─── PASSAGE PROVIDED ───
There are a lot of smart, savvy characters on this show. But Ted? Not one of them. He’s bumbling and dense when it comes to the seriousness of what’s going on here. He asks Skyler to uncook the books and seems surprised when she says it doesn’t work that way.
And thus we get one of Skyler’s funniest scenes ever, probably the funniest. Like Walt, we’ve seen time and again that she can be a pretty good manipulator and liar when she needs to be. Ain’t they a pair, Skyler and Walt. And this is just hilarious; Skyler really assumes her new persona without flinching. I think that Ted and the IRS dude both have a moment of of being distracted by or at least checking out her pink push-up bra. One of my favorite lines has to be when Skyler says she got lost because the building has so many doors. And then there’s “I’m a real paper person,” and “input into The Quicken.” She just totally inhabits this dumb blonde kinda slutty character for this meeting, and turns it off the moment the IRS dude leaves.
And her plan worked with the IRS guy, but not for Ted. It seems ridiculous that he can’t grasp the seriousness of the audit, or what will happen if he doesn’t pay. The crazy thing is, I think we all know people like that in real life, people who would do exactly what Ted is doing, who would just see that they’re off the hook in the here and now and wouldn’t pay the back taxes and would scramble to find some other fix or get-out-of-jail-free-card when the shitstorm hits. I know that I know people like that in real life. So in the end, Skyler bought herself some time, but the issue of the IRS audit doesn’t seem to be going away.
What’s Skyler doing, looking at all Walt’s money in the bags in the crawl space? What’s she thinking?
Hank is HOT on the trail. The last time he was this close, he tracked Walt and Jesse to the RV. The gunshot and Hank’s recovery took him out for awhile, but he’s so on it now. And, just like last time with the RV search, Hank is going off the DEA protocol and acting on his own. Not a great combination for Gus, Mike, Walt, Jesse, or even Hank himself if he wants to live.
Gus, Mike and Tyrus seem pissed at Walter for driving Hank around, but that’s also their saving grace. If they didn’t have Walt telling them what Hank was up to, they’d be caught. Gus might not have known about the bug, and definitely wouldn’t have known about Hank’s intentions to come out to the factory farm. In a way, they are extremely lucky to have Walt as a line to Hank’s doings, because really, it would look suspicious if Hank wound up dead after pursuing this when everyone else thinks Gus and co. are innocent. It could bring a lot more DEA attention to Gus if suddenly the one man who suspects him and is investigating him ends up dead.
─── GIVEN ENTRIES ───
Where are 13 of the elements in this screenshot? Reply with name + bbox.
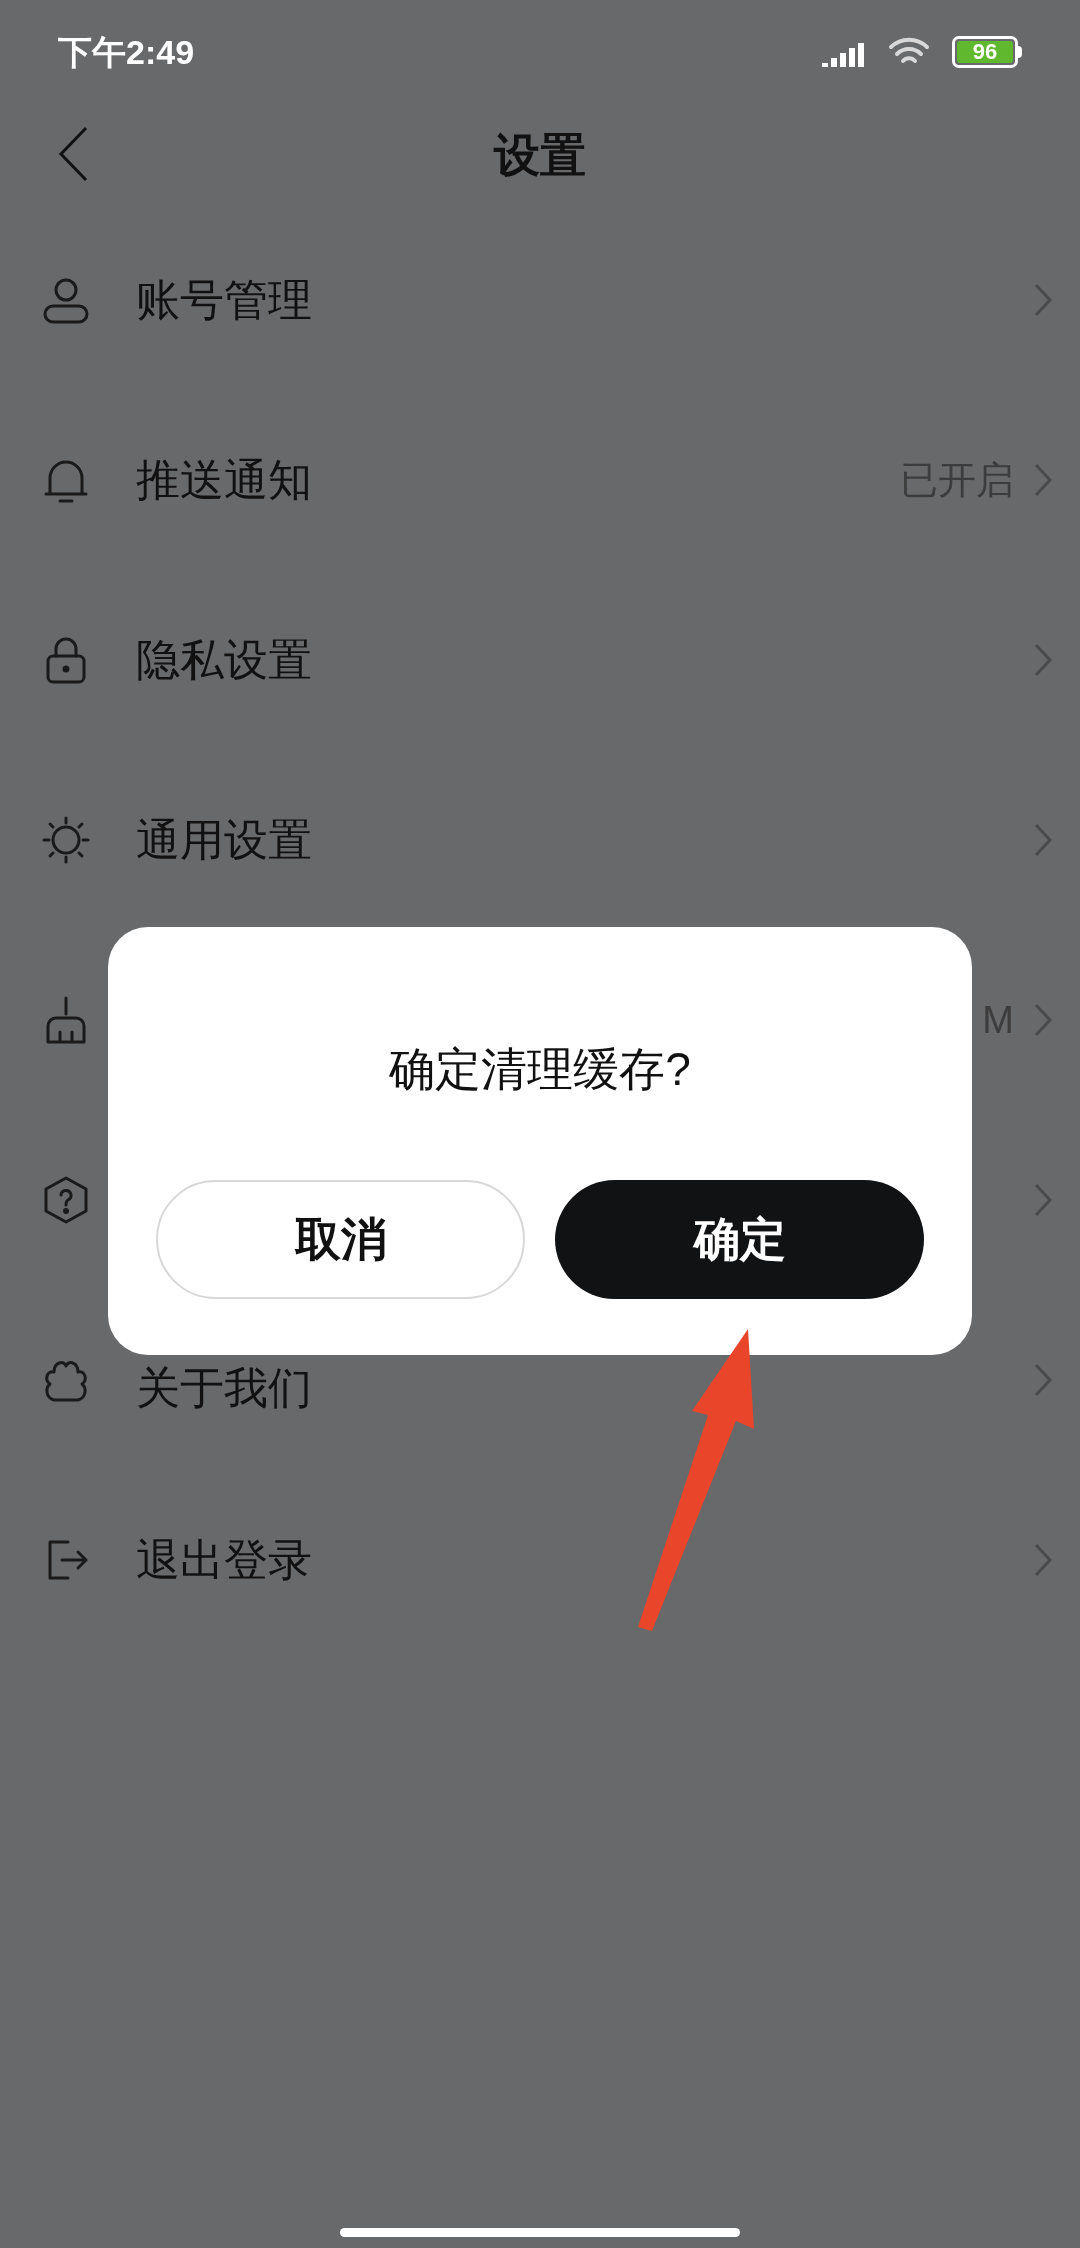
settings-label[interactable]: 隐私设置 [136,627,312,693]
sun-icon [40,814,92,866]
cancel-button[interactable]: 取消 [156,1180,525,1299]
confirm-button[interactable]: 确定 [555,1180,924,1299]
settings-label[interactable]: 账号管理 [136,267,312,333]
back-icon [58,126,88,182]
settings-label[interactable]: 推送通知 [136,447,312,513]
settings-label[interactable]: 通用设置 [136,807,312,873]
dialog-message: 确定清理缓存? [389,1042,691,1097]
page-title: 设置 [494,127,586,183]
settings-label[interactable]: 关于我们 [136,1355,312,1421]
status-time: 下午2:49 [58,31,195,73]
settings-label[interactable]: 退出登录 [136,1527,312,1593]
───
■ SET TASK A
Summarize the episode recap in exactly two sentences.
■ SET TASK B
Please list every person named in the episode recap's sentence beginning "Not a great combination for".
■ SET TASK C
Carry the episode recap forward from its final sentence, keeping the same casual voice.

■ EXERCISE RESPONSE A
The episode recap calls Ted too dense to grasp the seriousness of the IRS audit and praises Skyler's comic turn as a dumb blonde, which works on the IRS agent but not on Ted, so the audit problem isn't going away. It also says Hank is hot on the trail and acting on his own, and argues that Gus, Mike and Tyrus, though angry at Walt for driving Hank around, are lucky to have Walt telling them what Hank is up to, since Hank turning up dead would bring more DEA attention to Gus.

■ EXERCISE RESPONSE B
Gus, Mike, Walt, Jesse, Hank

■ EXERCISE RESPONSE C
Still, it looks from Mike’s question to Jesse that killing Hank may be on the menu. And Jesse, he tries to make an argument for Hank alive. It’s a nice touch because Jesse hates Hank. He even says that thing to Walt about mixing one plus douchebag with one minus douchebag and getting zero douchebags, which was his Jesse-ism way of saying let Gus and Hank kill each other. But when it’s more real, he makes that argument and also says that if they kill Hank, Mr. White will stop cooking for Gus. I don’t think Jesse particularly cares about Hank, he probably still hates him, but he’s saying this for Walt, and because of the importance of family.
Jesse does a lot for Walt in this episode, which is important for setting up what he says later. At Gus’s house, when Gus asks if he can cook Mr. White’s crystal, Jesse has that great line, “You wanna talk like men? Let’s talk like men. You kill Mr. White, you’re going to have to kill me too.” Such powerful stuff.
But that’s not the only loyalty going on. Mike saves Jesse after that guy’s head gets shot right in front of Jesse and Jesse stands frozen. Jesse and Mike have developed a sort of, well friendship might be too strong a word now but some sort of bond. And that makes Jesse’s predicament more complicated.
“Next time, move your feet. Run and so forth.”
Mike is once removed from Gus, who Jesse’s supposed to kill. He keeps telling Walt he’ll do it, but every episode this seems less likely to actually happen. And yes, Jesse and Gus ate out of one pot but they had separate bowls. I think if Jesse truly wanted to slip Gus some ricin, he would’ve found a way.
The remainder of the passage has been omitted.